══ DATA FOR THIS TASK ══

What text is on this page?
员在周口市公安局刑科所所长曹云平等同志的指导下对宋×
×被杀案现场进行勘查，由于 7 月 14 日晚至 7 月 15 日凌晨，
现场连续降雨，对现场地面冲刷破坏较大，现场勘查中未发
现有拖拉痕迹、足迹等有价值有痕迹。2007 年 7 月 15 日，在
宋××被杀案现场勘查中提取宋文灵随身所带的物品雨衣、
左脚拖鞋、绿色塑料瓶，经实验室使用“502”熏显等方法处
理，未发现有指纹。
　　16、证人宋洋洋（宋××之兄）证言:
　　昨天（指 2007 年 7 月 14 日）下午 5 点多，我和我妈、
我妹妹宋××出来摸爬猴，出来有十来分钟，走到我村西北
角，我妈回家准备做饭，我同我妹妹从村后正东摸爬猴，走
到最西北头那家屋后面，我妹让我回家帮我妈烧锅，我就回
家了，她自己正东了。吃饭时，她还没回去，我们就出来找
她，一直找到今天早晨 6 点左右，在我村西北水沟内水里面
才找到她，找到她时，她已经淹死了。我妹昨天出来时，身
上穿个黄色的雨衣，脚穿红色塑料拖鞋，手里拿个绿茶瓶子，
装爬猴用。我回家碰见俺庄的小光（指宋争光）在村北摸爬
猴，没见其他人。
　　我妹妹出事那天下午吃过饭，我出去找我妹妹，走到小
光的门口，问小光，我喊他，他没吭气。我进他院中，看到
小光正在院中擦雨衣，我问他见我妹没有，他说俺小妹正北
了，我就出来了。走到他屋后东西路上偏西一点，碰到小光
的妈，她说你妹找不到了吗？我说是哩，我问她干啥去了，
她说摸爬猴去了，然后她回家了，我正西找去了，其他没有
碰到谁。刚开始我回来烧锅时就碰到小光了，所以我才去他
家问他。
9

═══

GIVEN EXERCISE:
Quote every record above exactly.

RESULT OF THE EXERCISE:
What text is on this page?
员在周口市公安局刑科所所长曹云平等同志的指导下对宋×
×被杀案现场进行勘查，由于 7 月 14 日晚至 7 月 15 日凌晨，
现场连续降雨，对现场地面冲刷破坏较大，现场勘查中未发
现有拖拉痕迹、足迹等有价值有痕迹。2007 年 7 月 15 日，在
宋××被杀案现场勘查中提取宋文灵随身所带的物品雨衣、
左脚拖鞋、绿色塑料瓶，经实验室使用“502”熏显等方法处
理，未发现有指纹。
　　16、证人宋洋洋（宋××之兄）证言:
　　昨天（指 2007 年 7 月 14 日）下午 5 点多，我和我妈、
我妹妹宋××出来摸爬猴，出来有十来分钟，走到我村西北
角，我妈回家准备做饭，我同我妹妹从村后正东摸爬猴，走
到最西北头那家屋后面，我妹让我回家帮我妈烧锅，我就回
家了，她自己正东了。吃饭时，她还没回去，我们就出来找
她，一直找到今天早晨 6 点左右，在我村西北水沟内水里面
才找到她，找到她时，她已经淹死了。我妹昨天出来时，身
上穿个黄色的雨衣，脚穿红色塑料拖鞋，手里拿个绿茶瓶子，
装爬猴用。我回家碰见俺庄的小光（指宋争光）在村北摸爬
猴，没见其他人。
　　我妹妹出事那天下午吃过饭，我出去找我妹妹，走到小
光的门口，问小光，我喊他，他没吭气。我进他院中，看到
小光正在院中擦雨衣，我问他见我妹没有，他说俺小妹正北
了，我就出来了。走到他屋后东西路上偏西一点，碰到小光
的妈，她说你妹找不到了吗？我说是哩，我问她干啥去了，
她说摸爬猴去了，然后她回家了，我正西找去了，其他没有
碰到谁。刚开始我回来烧锅时就碰到小光了，所以我才去他
家问他。
9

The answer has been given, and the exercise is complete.